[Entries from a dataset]
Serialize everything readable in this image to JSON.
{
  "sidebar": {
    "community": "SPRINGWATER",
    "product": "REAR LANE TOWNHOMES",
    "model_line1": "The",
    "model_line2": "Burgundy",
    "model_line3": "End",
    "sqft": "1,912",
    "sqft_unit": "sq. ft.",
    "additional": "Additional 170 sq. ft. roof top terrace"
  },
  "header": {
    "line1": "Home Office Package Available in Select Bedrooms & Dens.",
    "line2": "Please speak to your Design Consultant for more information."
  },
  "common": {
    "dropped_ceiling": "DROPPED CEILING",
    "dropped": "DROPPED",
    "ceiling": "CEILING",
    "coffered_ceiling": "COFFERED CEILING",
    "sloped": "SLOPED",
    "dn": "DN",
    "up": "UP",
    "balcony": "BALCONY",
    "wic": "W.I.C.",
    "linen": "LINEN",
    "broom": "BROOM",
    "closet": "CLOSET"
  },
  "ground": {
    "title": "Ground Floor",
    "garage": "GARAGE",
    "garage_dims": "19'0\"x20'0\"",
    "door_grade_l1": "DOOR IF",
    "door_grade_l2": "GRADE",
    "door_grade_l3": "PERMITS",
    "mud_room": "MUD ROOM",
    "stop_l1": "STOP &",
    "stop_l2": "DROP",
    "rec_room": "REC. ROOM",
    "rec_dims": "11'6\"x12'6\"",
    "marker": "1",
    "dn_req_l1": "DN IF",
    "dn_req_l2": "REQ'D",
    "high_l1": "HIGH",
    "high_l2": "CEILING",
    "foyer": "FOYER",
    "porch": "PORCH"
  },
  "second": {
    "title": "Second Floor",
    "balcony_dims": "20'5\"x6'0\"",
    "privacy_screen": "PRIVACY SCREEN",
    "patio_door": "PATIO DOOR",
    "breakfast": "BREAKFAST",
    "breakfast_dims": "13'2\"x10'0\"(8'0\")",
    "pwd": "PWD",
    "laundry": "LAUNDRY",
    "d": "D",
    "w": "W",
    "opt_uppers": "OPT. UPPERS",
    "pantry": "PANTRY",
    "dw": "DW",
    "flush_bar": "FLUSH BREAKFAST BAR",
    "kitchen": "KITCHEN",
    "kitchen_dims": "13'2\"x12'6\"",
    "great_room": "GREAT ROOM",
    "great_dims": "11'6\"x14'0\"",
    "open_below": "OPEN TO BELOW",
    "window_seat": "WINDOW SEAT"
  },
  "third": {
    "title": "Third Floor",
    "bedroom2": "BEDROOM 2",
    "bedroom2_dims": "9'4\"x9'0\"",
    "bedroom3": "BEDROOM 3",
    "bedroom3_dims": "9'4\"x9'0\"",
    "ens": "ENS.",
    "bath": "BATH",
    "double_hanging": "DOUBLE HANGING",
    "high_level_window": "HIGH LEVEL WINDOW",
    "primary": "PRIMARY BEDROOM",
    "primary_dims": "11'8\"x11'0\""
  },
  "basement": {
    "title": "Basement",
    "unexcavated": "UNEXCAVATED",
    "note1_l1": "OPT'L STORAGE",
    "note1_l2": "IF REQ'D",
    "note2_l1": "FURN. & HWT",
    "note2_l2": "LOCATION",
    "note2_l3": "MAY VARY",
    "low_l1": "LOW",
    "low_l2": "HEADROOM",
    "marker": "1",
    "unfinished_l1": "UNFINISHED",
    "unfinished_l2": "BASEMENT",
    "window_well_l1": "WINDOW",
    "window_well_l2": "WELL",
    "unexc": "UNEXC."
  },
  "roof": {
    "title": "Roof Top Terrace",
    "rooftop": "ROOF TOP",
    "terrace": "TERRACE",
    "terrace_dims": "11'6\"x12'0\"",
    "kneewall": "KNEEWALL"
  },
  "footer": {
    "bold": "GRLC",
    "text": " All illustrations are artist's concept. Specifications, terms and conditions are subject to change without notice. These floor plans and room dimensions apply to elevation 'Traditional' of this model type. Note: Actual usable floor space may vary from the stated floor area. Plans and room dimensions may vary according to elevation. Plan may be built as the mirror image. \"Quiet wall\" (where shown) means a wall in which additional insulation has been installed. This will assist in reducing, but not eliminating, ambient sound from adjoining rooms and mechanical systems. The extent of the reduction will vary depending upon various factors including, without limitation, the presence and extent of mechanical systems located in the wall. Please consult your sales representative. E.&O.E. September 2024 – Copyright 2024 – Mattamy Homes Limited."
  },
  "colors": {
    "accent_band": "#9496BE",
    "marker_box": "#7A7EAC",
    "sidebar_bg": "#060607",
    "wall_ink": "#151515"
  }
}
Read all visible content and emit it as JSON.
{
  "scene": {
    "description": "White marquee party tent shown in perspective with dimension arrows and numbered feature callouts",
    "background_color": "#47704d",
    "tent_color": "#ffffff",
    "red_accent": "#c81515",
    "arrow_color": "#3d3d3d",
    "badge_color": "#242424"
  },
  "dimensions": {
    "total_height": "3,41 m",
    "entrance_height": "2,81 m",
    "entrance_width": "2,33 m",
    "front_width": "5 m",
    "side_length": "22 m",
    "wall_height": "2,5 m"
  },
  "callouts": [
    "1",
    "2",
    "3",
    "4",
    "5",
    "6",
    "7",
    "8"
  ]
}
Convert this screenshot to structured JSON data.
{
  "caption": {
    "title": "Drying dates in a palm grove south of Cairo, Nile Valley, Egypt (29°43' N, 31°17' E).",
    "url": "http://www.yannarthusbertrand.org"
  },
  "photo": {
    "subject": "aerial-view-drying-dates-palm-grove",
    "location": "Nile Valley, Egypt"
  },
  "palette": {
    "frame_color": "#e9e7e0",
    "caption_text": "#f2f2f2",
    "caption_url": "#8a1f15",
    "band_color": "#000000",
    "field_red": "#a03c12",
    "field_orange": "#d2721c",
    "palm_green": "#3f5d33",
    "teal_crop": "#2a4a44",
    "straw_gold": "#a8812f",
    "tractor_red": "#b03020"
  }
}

> **Direction**
Looking at the data above, show all lines where the word "Valley" occurs.

> **Completed exercise**
    "title": "Drying dates in a palm grove south of Cairo, Nile Valley, Egypt (29°43' N, 31°17' E).",
    "location": "Nile Valley, Egypt"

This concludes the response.